■ WRITTEN REQUEST
Print all entries precisely as they are written.

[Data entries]
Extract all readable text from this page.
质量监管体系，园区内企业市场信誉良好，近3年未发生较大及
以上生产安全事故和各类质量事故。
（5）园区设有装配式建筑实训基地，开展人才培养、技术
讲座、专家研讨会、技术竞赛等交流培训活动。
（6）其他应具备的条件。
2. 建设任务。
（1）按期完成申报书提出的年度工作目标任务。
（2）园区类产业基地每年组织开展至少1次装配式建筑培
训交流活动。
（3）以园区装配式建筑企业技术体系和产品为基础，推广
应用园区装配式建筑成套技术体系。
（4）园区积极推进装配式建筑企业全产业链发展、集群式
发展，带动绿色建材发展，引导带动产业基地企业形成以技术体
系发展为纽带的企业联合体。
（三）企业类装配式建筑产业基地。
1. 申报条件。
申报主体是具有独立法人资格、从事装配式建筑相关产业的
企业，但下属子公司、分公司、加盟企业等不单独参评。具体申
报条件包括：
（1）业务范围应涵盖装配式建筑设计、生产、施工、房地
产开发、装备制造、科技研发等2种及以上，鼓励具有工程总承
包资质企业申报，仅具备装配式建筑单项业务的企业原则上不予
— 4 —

■ PROBLEM SOLUTION
Extract all readable text from this page.
质量监管体系，园区内企业市场信誉良好，近3年未发生较大及
以上生产安全事故和各类质量事故。
（5）园区设有装配式建筑实训基地，开展人才培养、技术
讲座、专家研讨会、技术竞赛等交流培训活动。
（6）其他应具备的条件。
2. 建设任务。
（1）按期完成申报书提出的年度工作目标任务。
（2）园区类产业基地每年组织开展至少1次装配式建筑培
训交流活动。
（3）以园区装配式建筑企业技术体系和产品为基础，推广
应用园区装配式建筑成套技术体系。
（4）园区积极推进装配式建筑企业全产业链发展、集群式
发展，带动绿色建材发展，引导带动产业基地企业形成以技术体
系发展为纽带的企业联合体。
（三）企业类装配式建筑产业基地。
1. 申报条件。
申报主体是具有独立法人资格、从事装配式建筑相关产业的
企业，但下属子公司、分公司、加盟企业等不单独参评。具体申
报条件包括：
（1）业务范围应涵盖装配式建筑设计、生产、施工、房地
产开发、装备制造、科技研发等2种及以上，鼓励具有工程总承
包资质企业申报，仅具备装配式建筑单项业务的企业原则上不予
— 4 —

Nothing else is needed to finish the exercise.